# The exercise
Print the records again, character for character.

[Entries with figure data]
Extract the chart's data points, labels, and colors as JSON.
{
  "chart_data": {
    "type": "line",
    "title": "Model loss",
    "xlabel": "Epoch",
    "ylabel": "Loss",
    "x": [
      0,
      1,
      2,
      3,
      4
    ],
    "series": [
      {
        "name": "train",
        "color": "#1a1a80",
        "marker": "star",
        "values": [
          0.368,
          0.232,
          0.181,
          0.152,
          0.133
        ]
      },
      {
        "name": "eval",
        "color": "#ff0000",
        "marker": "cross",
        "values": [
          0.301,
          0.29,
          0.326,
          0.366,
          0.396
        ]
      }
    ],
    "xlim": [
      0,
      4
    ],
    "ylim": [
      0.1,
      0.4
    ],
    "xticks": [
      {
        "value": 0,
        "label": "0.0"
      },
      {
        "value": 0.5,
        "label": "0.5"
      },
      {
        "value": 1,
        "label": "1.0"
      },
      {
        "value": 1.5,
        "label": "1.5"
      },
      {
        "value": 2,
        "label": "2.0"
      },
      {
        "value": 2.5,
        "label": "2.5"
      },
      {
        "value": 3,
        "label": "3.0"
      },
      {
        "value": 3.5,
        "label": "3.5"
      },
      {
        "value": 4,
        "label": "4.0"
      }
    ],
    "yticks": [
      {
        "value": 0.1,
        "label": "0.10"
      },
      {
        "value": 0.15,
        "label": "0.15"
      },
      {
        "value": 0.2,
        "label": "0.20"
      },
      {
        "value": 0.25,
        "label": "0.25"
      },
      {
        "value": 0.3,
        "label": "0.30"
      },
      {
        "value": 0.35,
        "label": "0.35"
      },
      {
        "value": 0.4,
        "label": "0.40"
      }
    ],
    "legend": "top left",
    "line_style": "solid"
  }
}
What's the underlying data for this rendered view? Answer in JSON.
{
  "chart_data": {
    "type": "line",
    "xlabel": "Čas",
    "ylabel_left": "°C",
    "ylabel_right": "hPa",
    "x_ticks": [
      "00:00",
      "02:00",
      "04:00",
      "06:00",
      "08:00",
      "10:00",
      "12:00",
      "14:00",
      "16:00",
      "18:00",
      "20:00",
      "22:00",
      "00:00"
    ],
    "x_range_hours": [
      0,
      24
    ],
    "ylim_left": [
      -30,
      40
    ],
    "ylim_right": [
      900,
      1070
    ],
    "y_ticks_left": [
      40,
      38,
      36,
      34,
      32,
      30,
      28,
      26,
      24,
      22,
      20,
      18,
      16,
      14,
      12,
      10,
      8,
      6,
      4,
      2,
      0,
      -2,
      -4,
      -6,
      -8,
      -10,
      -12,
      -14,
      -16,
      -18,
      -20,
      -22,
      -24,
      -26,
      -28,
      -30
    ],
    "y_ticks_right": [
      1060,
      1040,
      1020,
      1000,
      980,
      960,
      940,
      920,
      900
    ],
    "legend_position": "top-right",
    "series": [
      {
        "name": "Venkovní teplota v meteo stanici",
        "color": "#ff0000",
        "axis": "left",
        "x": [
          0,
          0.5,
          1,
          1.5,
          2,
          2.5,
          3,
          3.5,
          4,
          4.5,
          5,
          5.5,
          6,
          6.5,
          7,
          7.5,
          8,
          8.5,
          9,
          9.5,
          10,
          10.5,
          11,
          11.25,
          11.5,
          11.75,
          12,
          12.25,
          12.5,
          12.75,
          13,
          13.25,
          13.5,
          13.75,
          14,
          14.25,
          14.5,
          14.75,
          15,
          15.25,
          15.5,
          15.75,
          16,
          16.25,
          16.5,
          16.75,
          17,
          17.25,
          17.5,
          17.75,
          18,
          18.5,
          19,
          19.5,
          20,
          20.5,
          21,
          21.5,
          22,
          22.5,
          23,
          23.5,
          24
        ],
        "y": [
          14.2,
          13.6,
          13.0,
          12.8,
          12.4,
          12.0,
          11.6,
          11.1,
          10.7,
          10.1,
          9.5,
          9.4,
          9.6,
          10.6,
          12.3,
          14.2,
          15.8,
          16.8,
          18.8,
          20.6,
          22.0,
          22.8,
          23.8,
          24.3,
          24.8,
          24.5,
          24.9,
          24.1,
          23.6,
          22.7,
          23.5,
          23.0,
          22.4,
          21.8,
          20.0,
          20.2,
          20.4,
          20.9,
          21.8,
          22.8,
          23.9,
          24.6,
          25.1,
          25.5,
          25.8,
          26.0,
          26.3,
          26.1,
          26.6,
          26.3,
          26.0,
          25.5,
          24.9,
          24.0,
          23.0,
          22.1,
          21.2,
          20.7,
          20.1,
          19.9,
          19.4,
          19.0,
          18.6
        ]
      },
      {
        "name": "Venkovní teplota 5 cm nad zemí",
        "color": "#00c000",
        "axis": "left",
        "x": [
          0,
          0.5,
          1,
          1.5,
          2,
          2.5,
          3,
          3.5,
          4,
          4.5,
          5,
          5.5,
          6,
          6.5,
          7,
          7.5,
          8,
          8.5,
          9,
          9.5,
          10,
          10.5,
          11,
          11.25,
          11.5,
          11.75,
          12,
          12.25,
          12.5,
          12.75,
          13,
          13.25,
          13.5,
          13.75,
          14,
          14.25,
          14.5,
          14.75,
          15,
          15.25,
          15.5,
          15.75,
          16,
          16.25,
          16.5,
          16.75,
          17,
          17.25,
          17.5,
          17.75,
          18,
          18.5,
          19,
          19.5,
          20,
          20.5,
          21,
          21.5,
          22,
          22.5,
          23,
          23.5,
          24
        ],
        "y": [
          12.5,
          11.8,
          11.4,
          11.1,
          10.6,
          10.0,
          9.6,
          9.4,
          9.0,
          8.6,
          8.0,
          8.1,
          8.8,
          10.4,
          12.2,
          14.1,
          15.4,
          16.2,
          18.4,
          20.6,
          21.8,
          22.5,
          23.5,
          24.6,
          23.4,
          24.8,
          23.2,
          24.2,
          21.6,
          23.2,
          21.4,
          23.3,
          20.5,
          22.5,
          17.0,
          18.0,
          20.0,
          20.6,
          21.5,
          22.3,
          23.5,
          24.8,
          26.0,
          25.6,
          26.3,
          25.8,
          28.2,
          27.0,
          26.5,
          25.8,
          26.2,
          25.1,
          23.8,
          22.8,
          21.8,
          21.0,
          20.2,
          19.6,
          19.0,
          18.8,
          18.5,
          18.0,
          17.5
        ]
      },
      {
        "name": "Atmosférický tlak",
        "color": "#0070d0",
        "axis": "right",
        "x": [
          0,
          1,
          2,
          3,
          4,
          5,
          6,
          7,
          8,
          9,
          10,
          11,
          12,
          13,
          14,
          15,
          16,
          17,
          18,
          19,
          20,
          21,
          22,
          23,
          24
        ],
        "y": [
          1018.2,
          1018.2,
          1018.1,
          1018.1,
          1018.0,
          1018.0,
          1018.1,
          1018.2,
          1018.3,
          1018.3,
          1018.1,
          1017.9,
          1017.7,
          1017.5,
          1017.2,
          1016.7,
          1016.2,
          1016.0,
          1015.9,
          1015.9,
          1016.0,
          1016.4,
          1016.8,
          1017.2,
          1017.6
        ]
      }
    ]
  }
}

# Output of the exercise
Extract the chart's data points, labels, and colors as JSON.
{
  "chart_data": {
    "type": "line",
    "title": "Model loss",
    "xlabel": "Epoch",
    "ylabel": "Loss",
    "x": [
      0,
      1,
      2,
      3,
      4
    ],
    "series": [
      {
        "name": "train",
        "color": "#1a1a80",
        "marker": "star",
        "values": [
          0.368,
          0.232,
          0.181,
          0.152,
          0.133
        ]
      },
      {
        "name": "eval",
        "color": "#ff0000",
        "marker": "cross",
        "values": [
          0.301,
          0.29,
          0.326,
          0.366,
          0.396
        ]
      }
    ],
    "xlim": [
      0,
      4
    ],
    "ylim": [
      0.1,
      0.4
    ],
    "xticks": [
      {
        "value": 0,
        "label": "0.0"
      },
      {
        "value": 0.5,
        "label": "0.5"
      },
      {
        "value": 1,
        "label": "1.0"
      },
      {
        "value": 1.5,
        "label": "1.5"
      },
      {
        "value": 2,
        "label": "2.0"
      },
      {
        "value": 2.5,
        "label": "2.5"
      },
      {
        "value": 3,
        "label": "3.0"
      },
      {
        "value": 3.5,
        "label": "3.5"
      },
      {
        "value": 4,
        "label": "4.0"
      }
    ],
    "yticks": [
      {
        "value": 0.1,
        "label": "0.10"
      },
      {
        "value": 0.15,
        "label": "0.15"
      },
      {
        "value": 0.2,
        "label": "0.20"
      },
      {
        "value": 0.25,
        "label": "0.25"
      },
      {
        "value": 0.3,
        "label": "0.30"
      },
      {
        "value": 0.35,
        "label": "0.35"
      },
      {
        "value": 0.4,
        "label": "0.40"
      }
    ],
    "legend": "top left",
    "line_style": "solid"
  }
}
What's the underlying data for this rendered view? Answer in JSON.
{
  "chart_data": {
    "type": "line",
    "xlabel": "Čas",
    "ylabel_left": "°C",
    "ylabel_right": "hPa",
    "x_ticks": [
      "00:00",
      "02:00",
      "04:00",
      "06:00",
      "08:00",
      "10:00",
      "12:00",
      "14:00",
      "16:00",
      "18:00",
      "20:00",
      "22:00",
      "00:00"
    ],
    "x_range_hours": [
      0,
      24
    ],
    "ylim_left": [
      -30,
      40
    ],
    "ylim_right": [
      900,
      1070
    ],
    "y_ticks_left": [
      40,
      38,
      36,
      34,
      32,
      30,
      28,
      26,
      24,
      22,
      20,
      18,
      16,
      14,
      12,
      10,
      8,
      6,
      4,
      2,
      0,
      -2,
      -4,
      -6,
      -8,
      -10,
      -12,
      -14,
      -16,
      -18,
      -20,
      -22,
      -24,
      -26,
      -28,
      -30
    ],
    "y_ticks_right": [
      1060,
      1040,
      1020,
      1000,
      980,
      960,
      940,
      920,
      900
    ],
    "legend_position": "top-right",
    "series": [
      {
        "name": "Venkovní teplota v meteo stanici",
        "color": "#ff0000",
        "axis": "left",
        "x": [
          0,
          0.5,
          1,
          1.5,
          2,
          2.5,
          3,
          3.5,
          4,
          4.5,
          5,
          5.5,
          6,
          6.5,
          7,
          7.5,
          8,
          8.5,
          9,
          9.5,
          10,
          10.5,
          11,
          11.25,
          11.5,
          11.75,
          12,
          12.25,
          12.5,
          12.75,
          13,
          13.25,
          13.5,
          13.75,
          14,
          14.25,
          14.5,
          14.75,
          15,
          15.25,
          15.5,
          15.75,
          16,
          16.25,
          16.5,
          16.75,
          17,
          17.25,
          17.5,
          17.75,
          18,
          18.5,
          19,
          19.5,
          20,
          20.5,
          21,
          21.5,
          22,
          22.5,
          23,
          23.5,
          24
        ],
        "y": [
          14.2,
          13.6,
          13.0,
          12.8,
          12.4,
          12.0,
          11.6,
          11.1,
          10.7,
          10.1,
          9.5,
          9.4,
          9.6,
          10.6,
          12.3,
          14.2,
          15.8,
          16.8,
          18.8,
          20.6,
          22.0,
          22.8,
          23.8,
          24.3,
          24.8,
          24.5,
          24.9,
          24.1,
          23.6,
          22.7,
          23.5,
          23.0,
          22.4,
          21.8,
          20.0,
          20.2,
          20.4,
          20.9,
          21.8,
          22.8,
          23.9,
          24.6,
          25.1,
          25.5,
          25.8,
          26.0,
          26.3,
          26.1,
          26.6,
          26.3,
          26.0,
          25.5,
          24.9,
          24.0,
          23.0,
          22.1,
          21.2,
          20.7,
          20.1,
          19.9,
          19.4,
          19.0,
          18.6
        ]
      },
      {
        "name": "Venkovní teplota 5 cm nad zemí",
        "color": "#00c000",
        "axis": "left",
        "x": [
          0,
          0.5,
          1,
          1.5,
          2,
          2.5,
          3,
          3.5,
          4,
          4.5,
          5,
          5.5,
          6,
          6.5,
          7,
          7.5,
          8,
          8.5,
          9,
          9.5,
          10,
          10.5,
          11,
          11.25,
          11.5,
          11.75,
          12,
          12.25,
          12.5,
          12.75,
          13,
          13.25,
          13.5,
          13.75,
          14,
          14.25,
          14.5,
          14.75,
          15,
          15.25,
          15.5,
          15.75,
          16,
          16.25,
          16.5,
          16.75,
          17,
          17.25,
          17.5,
          17.75,
          18,
          18.5,
          19,
          19.5,
          20,
          20.5,
          21,
          21.5,
          22,
          22.5,
          23,
          23.5,
          24
        ],
        "y": [
          12.5,
          11.8,
          11.4,
          11.1,
          10.6,
          10.0,
          9.6,
          9.4,
          9.0,
          8.6,
          8.0,
          8.1,
          8.8,
          10.4,
          12.2,
          14.1,
          15.4,
          16.2,
          18.4,
          20.6,
          21.8,
          22.5,
          23.5,
          24.6,
          23.4,
          24.8,
          23.2,
          24.2,
          21.6,
          23.2,
          21.4,
          23.3,
          20.5,
          22.5,
          17.0,
          18.0,
          20.0,
          20.6,
          21.5,
          22.3,
          23.5,
          24.8,
          26.0,
          25.6,
          26.3,
          25.8,
          28.2,
          27.0,
          26.5,
          25.8,
          26.2,
          25.1,
          23.8,
          22.8,
          21.8,
          21.0,
          20.2,
          19.6,
          19.0,
          18.8,
          18.5,
          18.0,
          17.5
        ]
      },
      {
        "name": "Atmosférický tlak",
        "color": "#0070d0",
        "axis": "right",
        "x": [
          0,
          1,
          2,
          3,
          4,
          5,
          6,
          7,
          8,
          9,
          10,
          11,
          12,
          13,
          14,
          15,
          16,
          17,
          18,
          19,
          20,
          21,
          22,
          23,
          24
        ],
        "y": [
          1018.2,
          1018.2,
          1018.1,
          1018.1,
          1018.0,
          1018.0,
          1018.1,
          1018.2,
          1018.3,
          1018.3,
          1018.1,
          1017.9,
          1017.7,
          1017.5,
          1017.2,
          1016.7,
          1016.2,
          1016.0,
          1015.9,
          1015.9,
          1016.0,
          1016.4,
          1016.8,
          1017.2,
          1017.6
        ]
      }
    ]
  }
}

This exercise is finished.